*THE REQUEST*: Copy every line of the material below word for word.

*DATA RECORDS*:
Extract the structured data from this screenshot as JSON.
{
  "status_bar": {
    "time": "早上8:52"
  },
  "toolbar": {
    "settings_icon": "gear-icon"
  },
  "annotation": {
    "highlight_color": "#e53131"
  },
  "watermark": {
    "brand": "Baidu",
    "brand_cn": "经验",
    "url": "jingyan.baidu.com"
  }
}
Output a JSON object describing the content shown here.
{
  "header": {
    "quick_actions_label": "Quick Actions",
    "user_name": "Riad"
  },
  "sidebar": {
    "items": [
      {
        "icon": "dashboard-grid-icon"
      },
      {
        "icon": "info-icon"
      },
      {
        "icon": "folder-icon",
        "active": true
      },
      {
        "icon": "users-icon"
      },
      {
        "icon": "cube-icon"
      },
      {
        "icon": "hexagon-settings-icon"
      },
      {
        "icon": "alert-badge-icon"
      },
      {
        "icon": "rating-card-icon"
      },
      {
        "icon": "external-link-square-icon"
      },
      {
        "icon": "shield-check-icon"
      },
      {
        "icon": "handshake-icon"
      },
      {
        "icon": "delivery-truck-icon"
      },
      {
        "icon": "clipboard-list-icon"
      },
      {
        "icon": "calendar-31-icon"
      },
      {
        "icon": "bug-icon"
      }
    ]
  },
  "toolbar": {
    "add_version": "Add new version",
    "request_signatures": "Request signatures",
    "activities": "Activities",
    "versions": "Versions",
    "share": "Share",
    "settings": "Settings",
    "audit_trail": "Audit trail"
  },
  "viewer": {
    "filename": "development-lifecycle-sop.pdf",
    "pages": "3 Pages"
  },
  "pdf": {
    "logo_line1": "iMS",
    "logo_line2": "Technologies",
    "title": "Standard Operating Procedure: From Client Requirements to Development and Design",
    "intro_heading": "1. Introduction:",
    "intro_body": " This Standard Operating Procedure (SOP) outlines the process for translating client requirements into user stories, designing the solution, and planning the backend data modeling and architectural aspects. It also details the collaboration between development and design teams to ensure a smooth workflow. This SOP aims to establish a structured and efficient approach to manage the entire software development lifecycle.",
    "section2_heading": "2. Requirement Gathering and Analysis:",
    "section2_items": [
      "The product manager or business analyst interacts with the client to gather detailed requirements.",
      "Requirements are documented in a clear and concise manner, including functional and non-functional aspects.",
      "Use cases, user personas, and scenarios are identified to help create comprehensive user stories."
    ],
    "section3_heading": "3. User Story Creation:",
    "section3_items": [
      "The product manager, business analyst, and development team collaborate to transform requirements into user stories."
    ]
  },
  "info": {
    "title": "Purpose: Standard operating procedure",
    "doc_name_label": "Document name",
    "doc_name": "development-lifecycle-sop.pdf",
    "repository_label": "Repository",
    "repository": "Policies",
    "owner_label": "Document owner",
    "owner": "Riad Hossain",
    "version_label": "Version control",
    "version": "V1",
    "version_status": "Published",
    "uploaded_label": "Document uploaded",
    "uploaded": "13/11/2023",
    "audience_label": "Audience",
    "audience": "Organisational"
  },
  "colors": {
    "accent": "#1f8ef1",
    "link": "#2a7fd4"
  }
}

*SOLUTION FOR THIS TASK*:
Extract the structured data from this screenshot as JSON.
{
  "status_bar": {
    "time": "早上8:52"
  },
  "toolbar": {
    "settings_icon": "gear-icon"
  },
  "annotation": {
    "highlight_color": "#e53131"
  },
  "watermark": {
    "brand": "Baidu",
    "brand_cn": "经验",
    "url": "jingyan.baidu.com"
  }
}
Output a JSON object describing the content shown here.
{
  "header": {
    "quick_actions_label": "Quick Actions",
    "user_name": "Riad"
  },
  "sidebar": {
    "items": [
      {
        "icon": "dashboard-grid-icon"
      },
      {
        "icon": "info-icon"
      },
      {
        "icon": "folder-icon",
        "active": true
      },
      {
        "icon": "users-icon"
      },
      {
        "icon": "cube-icon"
      },
      {
        "icon": "hexagon-settings-icon"
      },
      {
        "icon": "alert-badge-icon"
      },
      {
        "icon": "rating-card-icon"
      },
      {
        "icon": "external-link-square-icon"
      },
      {
        "icon": "shield-check-icon"
      },
      {
        "icon": "handshake-icon"
      },
      {
        "icon": "delivery-truck-icon"
      },
      {
        "icon": "clipboard-list-icon"
      },
      {
        "icon": "calendar-31-icon"
      },
      {
        "icon": "bug-icon"
      }
    ]
  },
  "toolbar": {
    "add_version": "Add new version",
    "request_signatures": "Request signatures",
    "activities": "Activities",
    "versions": "Versions",
    "share": "Share",
    "settings": "Settings",
    "audit_trail": "Audit trail"
  },
  "viewer": {
    "filename": "development-lifecycle-sop.pdf",
    "pages": "3 Pages"
  },
  "pdf": {
    "logo_line1": "iMS",
    "logo_line2": "Technologies",
    "title": "Standard Operating Procedure: From Client Requirements to Development and Design",
    "intro_heading": "1. Introduction:",
    "intro_body": " This Standard Operating Procedure (SOP) outlines the process for translating client requirements into user stories, designing the solution, and planning the backend data modeling and architectural aspects. It also details the collaboration between development and design teams to ensure a smooth workflow. This SOP aims to establish a structured and efficient approach to manage the entire software development lifecycle.",
    "section2_heading": "2. Requirement Gathering and Analysis:",
    "section2_items": [
      "The product manager or business analyst interacts with the client to gather detailed requirements.",
      "Requirements are documented in a clear and concise manner, including functional and non-functional aspects.",
      "Use cases, user personas, and scenarios are identified to help create comprehensive user stories."
    ],
    "section3_heading": "3. User Story Creation:",
    "section3_items": [
      "The product manager, business analyst, and development team collaborate to transform requirements into user stories."
    ]
  },
  "info": {
    "title": "Purpose: Standard operating procedure",
    "doc_name_label": "Document name",
    "doc_name": "development-lifecycle-sop.pdf",
    "repository_label": "Repository",
    "repository": "Policies",
    "owner_label": "Document owner",
    "owner": "Riad Hossain",
    "version_label": "Version control",
    "version": "V1",
    "version_status": "Published",
    "uploaded_label": "Document uploaded",
    "uploaded": "13/11/2023",
    "audience_label": "Audience",
    "audience": "Organisational"
  },
  "colors": {
    "accent": "#1f8ef1",
    "link": "#2a7fd4"
  }
}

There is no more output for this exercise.